● **EXERCISE GOAL**
Examine the material below. Gather every line in which the string "page" appears.

╔══

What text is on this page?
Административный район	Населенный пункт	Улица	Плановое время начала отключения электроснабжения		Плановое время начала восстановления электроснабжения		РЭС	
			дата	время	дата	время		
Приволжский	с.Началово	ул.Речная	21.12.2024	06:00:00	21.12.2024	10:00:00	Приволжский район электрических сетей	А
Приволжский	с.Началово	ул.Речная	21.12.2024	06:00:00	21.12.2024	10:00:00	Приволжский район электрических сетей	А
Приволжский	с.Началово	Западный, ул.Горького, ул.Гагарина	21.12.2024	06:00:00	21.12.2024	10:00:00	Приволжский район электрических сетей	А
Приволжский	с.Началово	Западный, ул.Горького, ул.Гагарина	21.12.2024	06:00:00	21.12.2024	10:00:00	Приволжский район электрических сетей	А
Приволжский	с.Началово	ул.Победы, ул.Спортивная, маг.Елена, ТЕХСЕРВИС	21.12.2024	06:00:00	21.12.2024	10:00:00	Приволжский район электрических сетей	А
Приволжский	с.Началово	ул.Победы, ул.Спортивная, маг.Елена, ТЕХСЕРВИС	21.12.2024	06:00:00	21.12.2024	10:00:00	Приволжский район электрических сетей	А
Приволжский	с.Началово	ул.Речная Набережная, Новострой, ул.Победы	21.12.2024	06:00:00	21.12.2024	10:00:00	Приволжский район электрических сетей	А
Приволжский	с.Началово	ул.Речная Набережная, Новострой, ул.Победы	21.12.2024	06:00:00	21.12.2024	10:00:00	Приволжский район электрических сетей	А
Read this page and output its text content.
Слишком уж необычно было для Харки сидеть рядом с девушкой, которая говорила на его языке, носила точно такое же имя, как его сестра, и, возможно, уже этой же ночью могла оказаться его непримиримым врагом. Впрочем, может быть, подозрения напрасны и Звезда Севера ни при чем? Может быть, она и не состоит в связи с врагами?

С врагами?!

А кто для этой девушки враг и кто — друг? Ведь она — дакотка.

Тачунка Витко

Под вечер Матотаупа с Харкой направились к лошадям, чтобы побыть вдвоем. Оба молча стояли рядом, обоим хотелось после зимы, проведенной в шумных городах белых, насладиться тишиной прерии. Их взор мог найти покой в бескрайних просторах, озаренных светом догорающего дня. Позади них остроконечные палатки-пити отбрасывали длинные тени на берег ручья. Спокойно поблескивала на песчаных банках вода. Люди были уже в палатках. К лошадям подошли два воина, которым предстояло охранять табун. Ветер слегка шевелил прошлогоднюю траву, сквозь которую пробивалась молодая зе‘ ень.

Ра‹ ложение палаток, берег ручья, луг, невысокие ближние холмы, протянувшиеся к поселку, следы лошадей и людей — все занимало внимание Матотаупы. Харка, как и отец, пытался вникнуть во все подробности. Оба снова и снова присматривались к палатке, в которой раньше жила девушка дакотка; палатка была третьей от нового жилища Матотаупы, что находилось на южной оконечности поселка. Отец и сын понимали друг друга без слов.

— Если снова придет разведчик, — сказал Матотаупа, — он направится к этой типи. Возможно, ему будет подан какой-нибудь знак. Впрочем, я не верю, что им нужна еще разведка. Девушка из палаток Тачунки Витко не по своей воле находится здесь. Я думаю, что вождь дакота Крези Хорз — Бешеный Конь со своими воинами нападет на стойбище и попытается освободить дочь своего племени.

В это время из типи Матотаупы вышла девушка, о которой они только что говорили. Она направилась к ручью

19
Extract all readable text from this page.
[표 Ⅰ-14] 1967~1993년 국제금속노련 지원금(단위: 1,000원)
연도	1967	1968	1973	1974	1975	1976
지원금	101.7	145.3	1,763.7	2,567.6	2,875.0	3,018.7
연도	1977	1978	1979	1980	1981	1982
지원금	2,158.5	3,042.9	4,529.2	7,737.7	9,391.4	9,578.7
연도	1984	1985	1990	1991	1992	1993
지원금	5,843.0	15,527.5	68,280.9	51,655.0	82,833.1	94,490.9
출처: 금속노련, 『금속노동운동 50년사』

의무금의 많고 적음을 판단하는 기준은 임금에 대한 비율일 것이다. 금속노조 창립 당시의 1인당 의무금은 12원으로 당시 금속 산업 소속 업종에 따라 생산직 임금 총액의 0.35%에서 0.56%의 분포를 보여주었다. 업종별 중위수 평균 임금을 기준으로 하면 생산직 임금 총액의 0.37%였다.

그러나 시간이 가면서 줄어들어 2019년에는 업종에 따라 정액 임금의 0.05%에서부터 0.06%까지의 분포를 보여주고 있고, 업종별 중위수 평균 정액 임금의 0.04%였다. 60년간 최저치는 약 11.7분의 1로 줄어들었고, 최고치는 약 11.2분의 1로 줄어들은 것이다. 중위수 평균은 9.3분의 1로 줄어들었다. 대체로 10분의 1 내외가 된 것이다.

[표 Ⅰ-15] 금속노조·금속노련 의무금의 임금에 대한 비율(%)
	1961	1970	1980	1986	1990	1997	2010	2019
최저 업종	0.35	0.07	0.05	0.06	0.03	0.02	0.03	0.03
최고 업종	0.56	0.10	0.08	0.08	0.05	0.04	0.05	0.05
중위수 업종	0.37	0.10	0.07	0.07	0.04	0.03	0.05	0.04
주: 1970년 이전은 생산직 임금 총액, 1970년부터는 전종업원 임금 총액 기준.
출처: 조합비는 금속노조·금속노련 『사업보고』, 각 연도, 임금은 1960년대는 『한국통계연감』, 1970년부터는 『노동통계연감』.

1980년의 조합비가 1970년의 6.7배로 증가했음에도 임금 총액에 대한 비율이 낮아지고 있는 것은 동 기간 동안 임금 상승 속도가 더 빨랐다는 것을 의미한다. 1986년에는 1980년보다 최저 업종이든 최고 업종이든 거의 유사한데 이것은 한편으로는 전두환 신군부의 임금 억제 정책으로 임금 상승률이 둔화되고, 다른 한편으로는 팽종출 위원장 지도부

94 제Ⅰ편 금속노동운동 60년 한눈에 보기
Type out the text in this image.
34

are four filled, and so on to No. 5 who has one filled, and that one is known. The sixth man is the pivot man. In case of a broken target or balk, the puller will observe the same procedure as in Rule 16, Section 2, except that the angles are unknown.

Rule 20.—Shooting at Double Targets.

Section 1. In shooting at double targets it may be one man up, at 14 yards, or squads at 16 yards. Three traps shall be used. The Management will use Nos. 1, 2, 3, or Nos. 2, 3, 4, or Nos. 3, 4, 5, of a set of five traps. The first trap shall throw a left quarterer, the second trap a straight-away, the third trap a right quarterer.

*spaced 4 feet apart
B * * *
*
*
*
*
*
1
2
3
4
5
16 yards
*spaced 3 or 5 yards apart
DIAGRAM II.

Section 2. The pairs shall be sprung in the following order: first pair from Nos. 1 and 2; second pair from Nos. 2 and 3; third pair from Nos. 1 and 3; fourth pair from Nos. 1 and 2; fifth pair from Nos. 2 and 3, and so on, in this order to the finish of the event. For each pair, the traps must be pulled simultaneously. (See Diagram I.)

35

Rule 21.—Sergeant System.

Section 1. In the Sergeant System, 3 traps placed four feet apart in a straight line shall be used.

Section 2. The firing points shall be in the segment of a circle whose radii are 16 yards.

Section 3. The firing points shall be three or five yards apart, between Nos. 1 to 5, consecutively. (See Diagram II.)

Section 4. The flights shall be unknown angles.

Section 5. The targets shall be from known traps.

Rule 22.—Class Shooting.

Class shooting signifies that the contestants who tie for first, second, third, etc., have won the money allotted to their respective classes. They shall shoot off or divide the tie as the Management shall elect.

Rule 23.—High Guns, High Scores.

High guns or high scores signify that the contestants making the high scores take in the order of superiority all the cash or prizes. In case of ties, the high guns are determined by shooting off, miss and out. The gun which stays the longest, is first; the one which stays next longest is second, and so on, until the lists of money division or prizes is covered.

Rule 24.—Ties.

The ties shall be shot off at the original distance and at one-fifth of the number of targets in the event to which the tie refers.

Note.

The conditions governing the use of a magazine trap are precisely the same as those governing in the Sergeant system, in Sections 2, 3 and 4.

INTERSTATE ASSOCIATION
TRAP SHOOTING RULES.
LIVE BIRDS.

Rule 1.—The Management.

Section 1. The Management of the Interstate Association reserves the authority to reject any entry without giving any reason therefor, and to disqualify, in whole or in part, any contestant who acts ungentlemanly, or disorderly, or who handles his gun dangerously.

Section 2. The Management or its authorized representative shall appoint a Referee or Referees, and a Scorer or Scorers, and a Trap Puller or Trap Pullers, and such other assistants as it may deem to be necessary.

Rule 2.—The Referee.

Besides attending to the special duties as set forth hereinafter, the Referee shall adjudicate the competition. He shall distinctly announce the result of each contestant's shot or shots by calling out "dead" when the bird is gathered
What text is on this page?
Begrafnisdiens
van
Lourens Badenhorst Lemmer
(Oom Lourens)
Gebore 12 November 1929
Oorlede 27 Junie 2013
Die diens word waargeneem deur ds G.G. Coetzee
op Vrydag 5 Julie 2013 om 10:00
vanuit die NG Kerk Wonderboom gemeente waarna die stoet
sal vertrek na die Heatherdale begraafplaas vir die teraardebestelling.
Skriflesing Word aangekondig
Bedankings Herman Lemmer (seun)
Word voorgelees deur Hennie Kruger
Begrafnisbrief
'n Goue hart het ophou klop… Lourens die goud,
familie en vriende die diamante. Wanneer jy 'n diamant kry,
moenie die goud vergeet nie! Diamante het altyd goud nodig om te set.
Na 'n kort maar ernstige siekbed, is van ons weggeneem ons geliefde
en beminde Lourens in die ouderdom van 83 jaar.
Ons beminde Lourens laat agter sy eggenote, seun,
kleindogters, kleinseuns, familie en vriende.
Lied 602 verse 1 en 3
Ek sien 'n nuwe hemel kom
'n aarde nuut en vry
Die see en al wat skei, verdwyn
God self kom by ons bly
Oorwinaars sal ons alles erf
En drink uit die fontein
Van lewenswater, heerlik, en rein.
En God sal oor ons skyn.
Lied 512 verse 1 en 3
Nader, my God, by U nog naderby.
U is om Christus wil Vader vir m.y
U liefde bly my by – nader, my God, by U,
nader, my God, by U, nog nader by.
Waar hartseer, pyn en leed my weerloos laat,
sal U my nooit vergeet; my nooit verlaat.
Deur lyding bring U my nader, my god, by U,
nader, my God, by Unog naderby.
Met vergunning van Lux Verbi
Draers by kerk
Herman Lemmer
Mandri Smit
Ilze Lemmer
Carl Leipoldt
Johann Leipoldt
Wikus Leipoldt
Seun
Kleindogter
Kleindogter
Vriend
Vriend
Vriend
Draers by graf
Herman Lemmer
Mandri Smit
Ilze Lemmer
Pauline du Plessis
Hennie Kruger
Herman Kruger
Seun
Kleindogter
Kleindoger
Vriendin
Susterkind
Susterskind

╚══

● **COMPLETED EXERCISE**
What text is on this page?
Read this page and output its text content.
Extract all readable text from this page.
What text is on this page?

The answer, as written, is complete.